# Short problem
Count every line in the following entries where the word "title" appears. Give the count alone.

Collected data
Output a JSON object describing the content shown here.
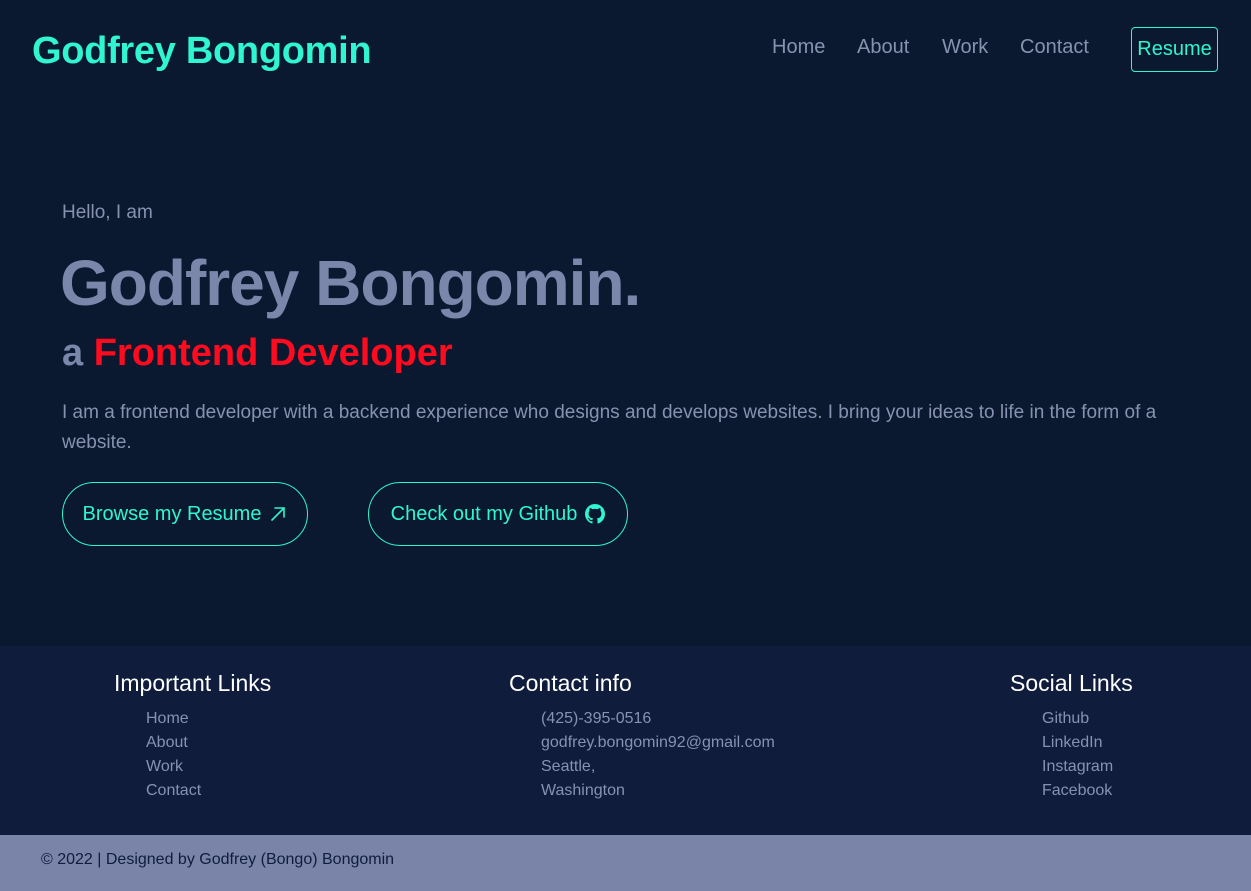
{
  "colors": {
    "background": "#0a192f",
    "accent": "#2ff5d1",
    "muted_text": "#8892b0",
    "headline": "#7b86ab",
    "role_highlight": "#ff0a1f",
    "footer_bg": "#0f1c3c",
    "copyright_bg": "#7a84a9"
  },
  "navbar": {
    "brand": "Godfrey Bongomin",
    "links": [
      "Home",
      "About",
      "Work",
      "Contact"
    ],
    "resume_label": "Resume"
  },
  "hero": {
    "greeting": "Hello, I am",
    "name": "Godfrey Bongomin.",
    "role_prefix": "a",
    "role": "Frontend Developer",
    "intro": "I am a frontend developer with a backend experience who designs and develops websites. I bring your ideas to life in the form of a website.",
    "buttons": {
      "resume": {
        "label": "Browse my Resume",
        "icon": "arrow-up-right-icon"
      },
      "github": {
        "label": "Check out my Github",
        "icon": "github-icon"
      }
    }
  },
  "footer": {
    "important_links": {
      "title": "Important Links",
      "items": [
        "Home",
        "About",
        "Work",
        "Contact"
      ]
    },
    "contact_info": {
      "title": "Contact info",
      "items": [
        "(425)-395-0516",
        "godfrey.bongomin92@gmail.com",
        "Seattle,",
        "Washington"
      ]
    },
    "social_links": {
      "title": "Social Links",
      "items": [
        "Github",
        "LinkedIn",
        "Instagram",
        "Facebook"
      ]
    }
  },
  "copyright": {
    "text": "© 2022 | Designed by Godfrey (Bongo) Bongomin"
  }
}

# Expected output
3